Kilroy Realty Corp.'s proposed revamp of the San Francisco Flower Mart just got a lot bigger, expanding from 1.5 million square feet to 2.1 million square feet after the purchase of a new adjacent site.

The new deal will allow for the inclusion of a "market hall" and will encompass the 1.75-acre property at 620 Brannan St., which Kilroy bought on Friday. The site sold for $31 million in cash and $56 million in stock from the Zappettini family, which has owned the property since the 1950s, according to the San Francisco Chronicle, which first reported the deal. Kilroy had already assembled 5.2 acres of land on the site from three different owners. Now, the $1.5 billion project will cover an entire city block.

The new deal means that Kilroy (NYSE: KRC) now owns seven acres of one of the biggest commercial developments currently being rezoned under the Central SoMa plan. The project is in a prime location: only one block from the Fourth and Brannan stop of the future Central Subway.

John Zappettini said his family had spent almost a decade working on redeveloping the property, adding the deal now allows Zappettini Properties to become a limited partner with Kilroy Realty. When developed, the Flower Mart will be second in size only to the Embarcadero Center.

What to do >>
Return the passage of the Flower Mart article starting with "Kilroy Realty Corp.'s" and going on through "entire city block.", word for word.

Excerpted records >>

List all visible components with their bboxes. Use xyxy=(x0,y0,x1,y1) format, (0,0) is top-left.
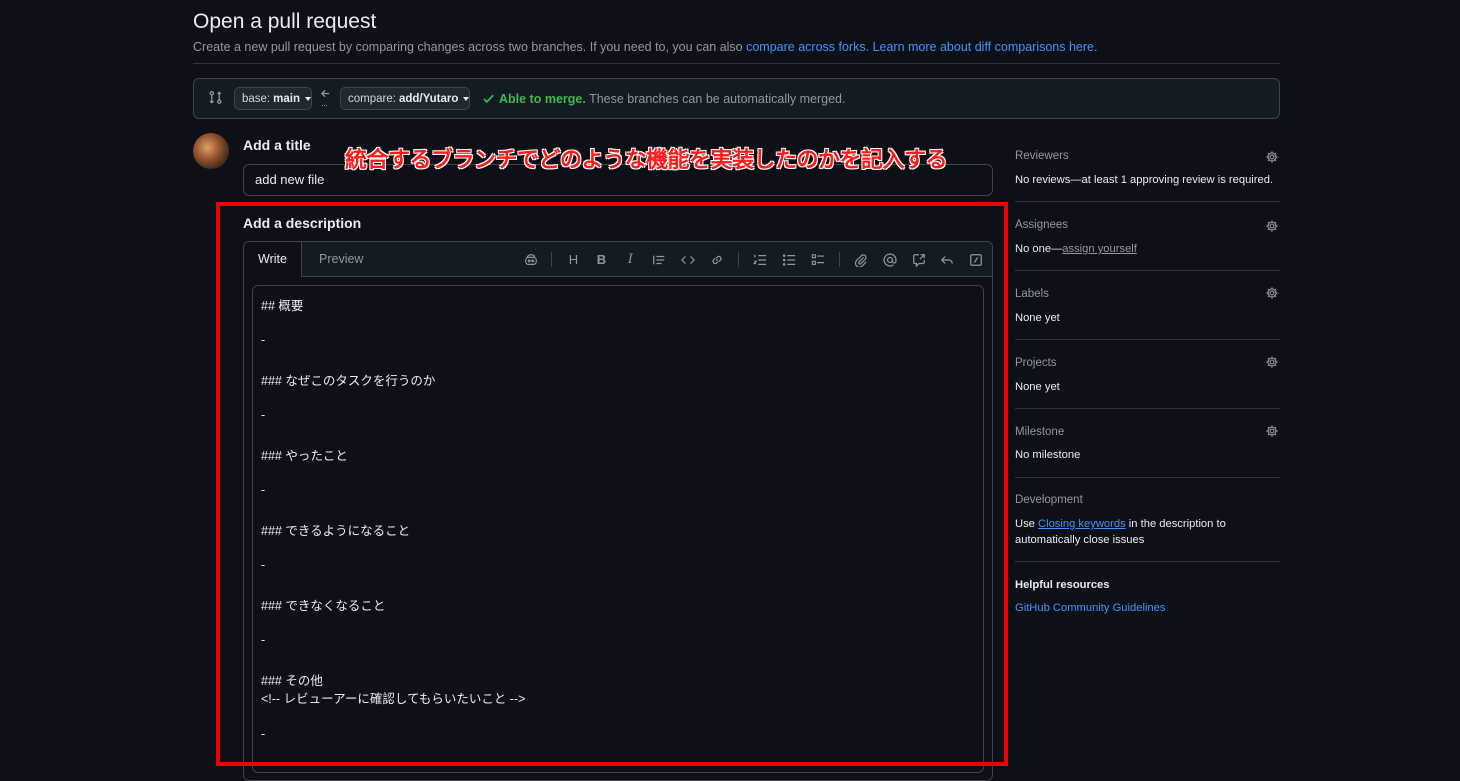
task-list-icon[interactable] xyxy=(809,251,826,268)
chevron-down-icon xyxy=(304,96,311,101)
merge-status-label: Able to merge. xyxy=(499,92,586,106)
compare-bar: base: main ··· compare: add/Yutaro Able to… xyxy=(193,78,1280,119)
community-guidelines-link[interactable]: GitHub Community Guidelines xyxy=(1015,602,1165,614)
merge-status: Able to merge. These branches can be aut… xyxy=(499,92,845,106)
labels-heading[interactable]: Labels xyxy=(1015,288,1049,300)
header-divider xyxy=(193,63,1280,64)
heading-icon[interactable]: H xyxy=(565,251,582,268)
description-line: ### できるようになること xyxy=(261,524,411,538)
avatar[interactable] xyxy=(193,133,229,169)
gear-icon[interactable] xyxy=(1265,150,1279,164)
development-suffix: in the description to xyxy=(1125,518,1226,530)
reviewers-heading[interactable]: Reviewers xyxy=(1015,150,1069,162)
base-branch-name: main xyxy=(273,92,300,105)
development-prefix: Use xyxy=(1015,518,1039,530)
closing-keywords-link[interactable]: Closing keywords xyxy=(1038,518,1126,530)
labels-value: None yet xyxy=(1015,312,1060,324)
page-subtitle: Create a new pull request by comparing c… xyxy=(193,40,1097,54)
gear-icon[interactable] xyxy=(1265,424,1279,438)
description-label: Add a description xyxy=(243,215,362,231)
toolbar-divider xyxy=(839,252,840,267)
development-text-line1: Use Closing keywords in the description … xyxy=(1015,518,1226,530)
assign-yourself-link[interactable]: assign yourself xyxy=(1062,243,1137,255)
compare-branch-name: add/Yutaro xyxy=(398,92,459,105)
gear-icon[interactable] xyxy=(1265,355,1279,369)
description-line: ### できなくなること xyxy=(261,599,386,613)
copilot-icon[interactable] xyxy=(522,251,539,268)
description-line: ## 概要 xyxy=(261,299,304,313)
code-icon[interactable] xyxy=(679,251,696,268)
description-line: - xyxy=(261,558,266,572)
check-icon xyxy=(482,92,495,108)
description-textarea[interactable]: ## 概要 - ### なぜこのタスクを行うのか - ### やったこと - #… xyxy=(252,285,984,773)
toolbar-divider xyxy=(738,252,739,267)
description-line: - xyxy=(261,727,266,741)
assignees-heading[interactable]: Assignees xyxy=(1015,219,1068,231)
description-line: <!-- レビューアーに確認してもらいたいこと --> xyxy=(261,692,526,706)
slash-command-icon[interactable] xyxy=(967,251,984,268)
paperclip-icon[interactable] xyxy=(852,251,869,268)
mention-icon[interactable] xyxy=(881,251,898,268)
sidebar-divider xyxy=(1015,477,1280,478)
link-icon[interactable] xyxy=(708,251,725,268)
sidebar-divider xyxy=(1015,201,1280,202)
sidebar-divider xyxy=(1015,408,1280,409)
milestone-value: No milestone xyxy=(1015,449,1081,461)
description-line: - xyxy=(261,633,266,647)
bold-icon[interactable]: B xyxy=(593,251,610,268)
base-branch-select[interactable]: base: main xyxy=(234,87,312,110)
compare-branch-select[interactable]: compare: add/Yutaro xyxy=(340,87,470,110)
page-title: Open a pull request xyxy=(193,10,377,33)
sidebar-divider xyxy=(1015,270,1280,271)
cross-reference-icon[interactable] xyxy=(910,251,927,268)
title-label: Add a title xyxy=(243,137,311,153)
projects-heading[interactable]: Projects xyxy=(1015,357,1057,369)
diff-comparisons-link[interactable]: Learn more about diff comparisons here. xyxy=(873,40,1098,54)
development-text-line2: automatically close issues xyxy=(1015,534,1145,546)
sidebar-divider xyxy=(1015,339,1280,340)
annotation-text: 統合するブランチでどのような機能を実装したのかを記入する xyxy=(345,147,948,172)
subtitle-text: Create a new pull request by comparing c… xyxy=(193,40,747,54)
reply-icon[interactable] xyxy=(938,251,955,268)
description-line: ### やったこと xyxy=(261,449,348,463)
description-line: - xyxy=(261,408,266,422)
ordered-list-icon[interactable] xyxy=(751,251,768,268)
projects-value: None yet xyxy=(1015,381,1060,393)
chevron-down-icon xyxy=(463,96,470,101)
tab-write[interactable]: Write xyxy=(244,242,302,277)
description-line: - xyxy=(261,333,266,347)
tab-preview[interactable]: Preview xyxy=(305,242,377,277)
milestone-heading[interactable]: Milestone xyxy=(1015,426,1064,438)
reviewers-value: No reviews—at least 1 approving review i… xyxy=(1015,174,1274,186)
description-line: - xyxy=(261,483,266,497)
sidebar-divider xyxy=(1015,561,1280,562)
arrow-left-icon xyxy=(320,88,331,100)
quote-icon[interactable] xyxy=(650,251,667,268)
base-prefix: base: xyxy=(242,92,271,105)
gear-icon[interactable] xyxy=(1265,286,1279,300)
assignees-value: No one—assign yourself xyxy=(1015,243,1137,255)
toolbar-divider xyxy=(551,252,552,267)
gear-icon[interactable] xyxy=(1265,219,1279,233)
helpful-resources-heading: Helpful resources xyxy=(1015,579,1110,591)
italic-icon[interactable]: I xyxy=(622,251,639,268)
assignees-prefix: No one— xyxy=(1015,243,1063,255)
unordered-list-icon[interactable] xyxy=(780,251,797,268)
description-editor: Write Preview H B I ## 概要 - ### なぜこのタスクを… xyxy=(243,241,993,781)
development-heading: Development xyxy=(1015,494,1083,506)
description-line: ### なぜこのタスクを行うのか xyxy=(261,374,436,388)
merge-status-detail: These branches can be automatically merg… xyxy=(589,92,846,106)
editor-tabbar: Write Preview H B I xyxy=(244,242,992,277)
ellipsis-icon: ··· xyxy=(321,100,328,110)
compare-prefix: compare: xyxy=(348,92,396,105)
compare-forks-link[interactable]: compare across forks. xyxy=(746,40,869,54)
description-line: ### その他 xyxy=(261,674,323,688)
compare-icon xyxy=(208,90,223,105)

The solution >>
Kilroy Realty Corp.'s proposed revamp of the San Francisco Flower Mart just got a lot bigger, expanding from 1.5 million square feet to 2.1 million square feet after the purchase of a new adjacent site.

The new deal will allow for the inclusion of a "market hall" and will encompass the 1.75-acre property at 620 Brannan St., which Kilroy bought on Friday. The site sold for $31 million in cash and $56 million in stock from the Zappettini family, which has owned the property since the 1950s, according to the San Francisco Chronicle, which first reported the deal. Kilroy had already assembled 5.2 acres of land on the site from three different owners. Now, the $1.5 billion project will cover an entire city block.